→ **DATA PROVIDED**:

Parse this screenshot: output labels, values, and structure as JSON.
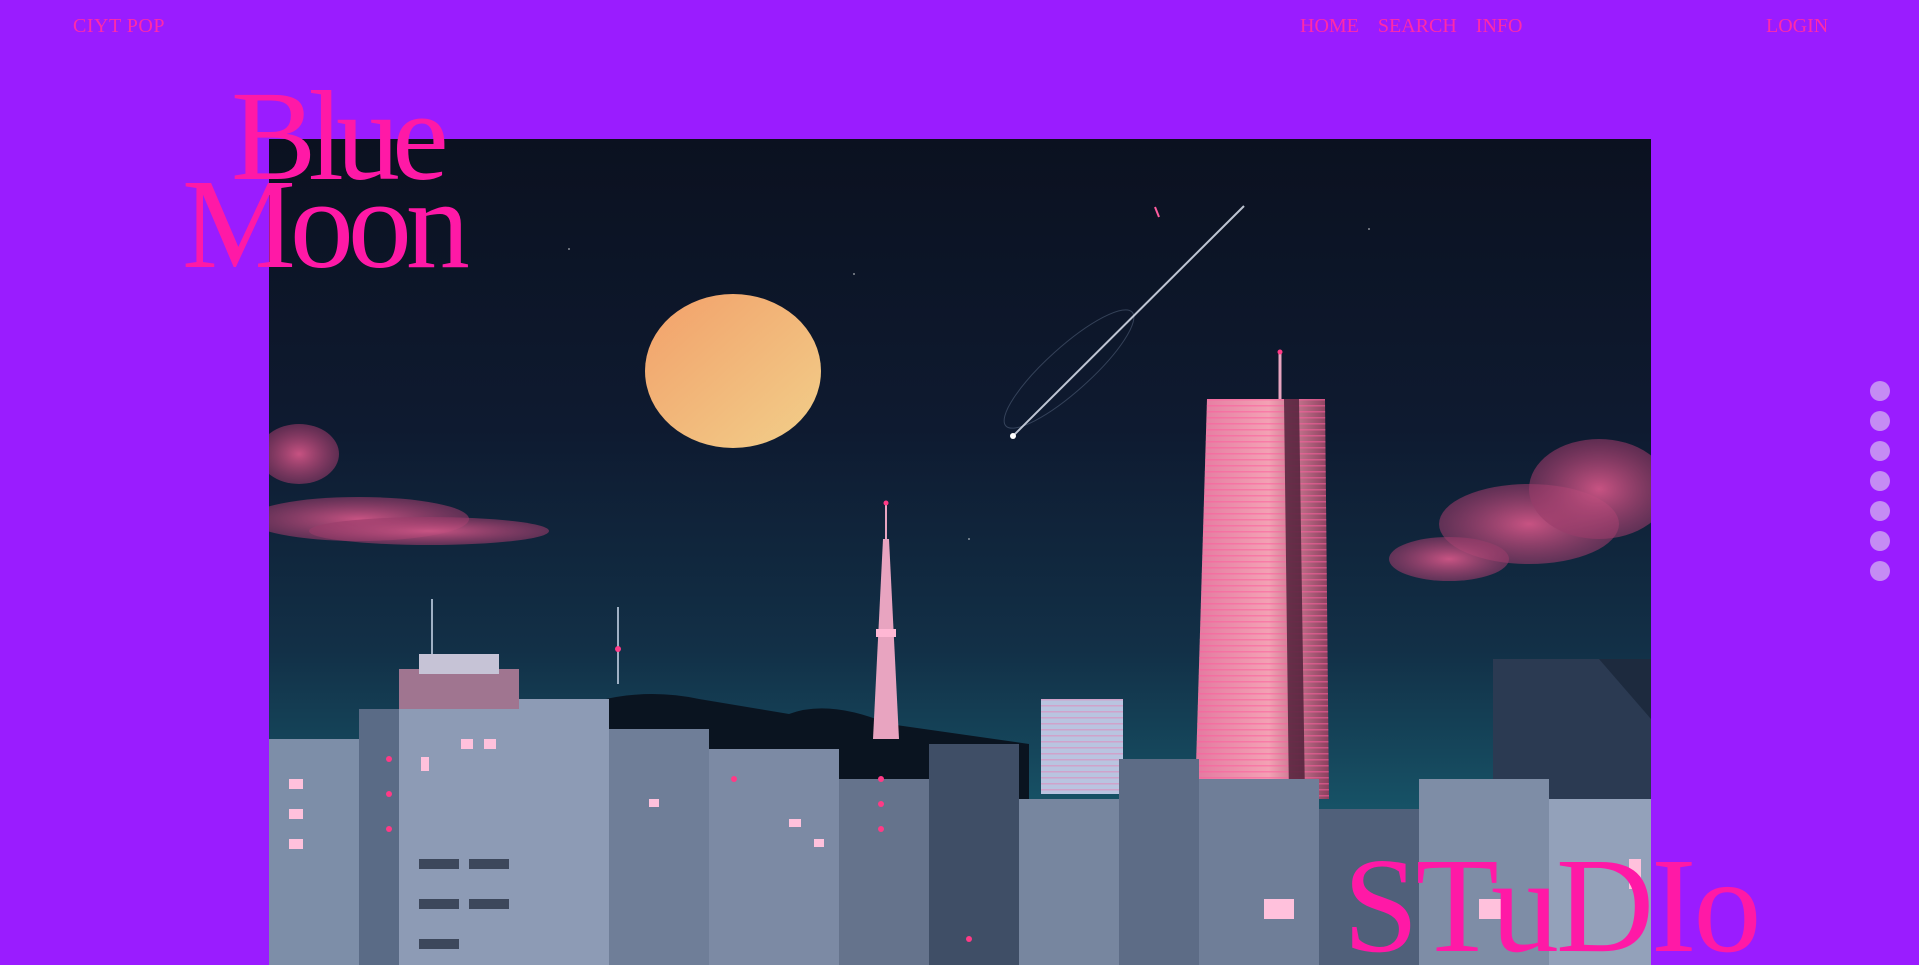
{
  "header": {
    "brand": "CIYT POP",
    "nav": [
      "HOME",
      "SEARCH",
      "INFO"
    ],
    "login": "LOGIN"
  },
  "hero": {
    "title_line1": "Blue",
    "title_line2": "Moon",
    "footer_word": "STuDIo",
    "image_description_icon": "night-city-skyline-image"
  },
  "pager": {
    "count": 7
  },
  "colors": {
    "background": "#9a1cff",
    "accent": "#ff19a6",
    "dot": "#c58cf4"
  }
}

→ **SHORT EXERCISE**: Reproduce the records above exactly, leaving out every picture they contain.

→ **PROBLEM SOLUTION**:
Parse this screenshot: output labels, values, and structure as JSON.
{
  "header": {
    "brand": "CIYT POP",
    "nav": [
      "HOME",
      "SEARCH",
      "INFO"
    ],
    "login": "LOGIN"
  },
  "hero": {
    "title_line1": "Blue",
    "title_line2": "Moon",
    "footer_word": "STuDIo",
    "image_description_icon": "night-city-skyline-image"
  },
  "pager": {
    "count": 7
  },
  "colors": {
    "background": "#9a1cff",
    "accent": "#ff19a6",
    "dot": "#c58cf4"
  }
}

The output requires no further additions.